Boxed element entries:
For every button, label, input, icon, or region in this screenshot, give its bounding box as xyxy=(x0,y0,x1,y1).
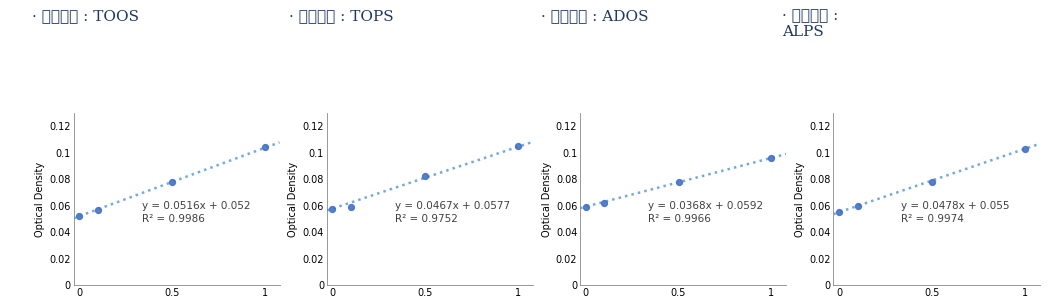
Point xyxy=(342,205,359,209)
Point xyxy=(70,214,87,219)
Y-axis label: Optical Density: Optical Density xyxy=(795,162,805,236)
Point xyxy=(417,174,434,179)
Point xyxy=(89,207,106,212)
Text: y = 0.0467x + 0.0577
R² = 0.9752: y = 0.0467x + 0.0577 R² = 0.9752 xyxy=(395,201,510,224)
Point xyxy=(256,145,273,150)
Point xyxy=(595,200,612,205)
Point xyxy=(763,156,780,160)
Text: · 발색시약 : TOPS: · 발색시약 : TOPS xyxy=(289,9,394,23)
Text: · 발색시약 : ADOS: · 발색시약 : ADOS xyxy=(541,9,648,23)
Y-axis label: Optical Density: Optical Density xyxy=(35,162,45,236)
Point xyxy=(324,206,341,211)
Point xyxy=(923,179,940,184)
Text: · 발색시약 :
ALPS: · 발색시약 : ALPS xyxy=(782,9,839,39)
Text: y = 0.0478x + 0.055
R² = 0.9974: y = 0.0478x + 0.055 R² = 0.9974 xyxy=(902,201,1010,224)
Y-axis label: Optical Density: Optical Density xyxy=(542,162,551,236)
Point xyxy=(1016,146,1033,151)
Point xyxy=(670,179,687,184)
Y-axis label: Optical Density: Optical Density xyxy=(289,162,298,236)
Text: y = 0.0516x + 0.052
R² = 0.9986: y = 0.0516x + 0.052 R² = 0.9986 xyxy=(142,201,250,224)
Point xyxy=(578,204,594,209)
Point xyxy=(831,210,847,215)
Point xyxy=(509,144,526,148)
Point xyxy=(849,203,866,208)
Point xyxy=(164,179,181,184)
Text: y = 0.0368x + 0.0592
R² = 0.9966: y = 0.0368x + 0.0592 R² = 0.9966 xyxy=(648,201,763,224)
Text: · 발색시약 : TOOS: · 발색시약 : TOOS xyxy=(32,9,139,23)
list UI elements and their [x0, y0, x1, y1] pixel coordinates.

### Requirement
Retype the lines word for word, starting at the line that contains "Point xyxy=(342,205,359,209)" and ending at the line that contains "Text: · 발색시약 : TOPS: ·", with both of those lines included.

### Problem solution
Point xyxy=(342,205,359,209)
Point xyxy=(70,214,87,219)
Y-axis label: Optical Density: Optical Density xyxy=(795,162,805,236)
Point xyxy=(417,174,434,179)
Point xyxy=(89,207,106,212)
Text: y = 0.0467x + 0.0577
R² = 0.9752: y = 0.0467x + 0.0577 R² = 0.9752 xyxy=(395,201,510,224)
Point xyxy=(256,145,273,150)
Point xyxy=(595,200,612,205)
Point xyxy=(763,156,780,160)
Text: · 발색시약 : TOPS: · 발색시약 : TOPS xyxy=(289,9,394,23)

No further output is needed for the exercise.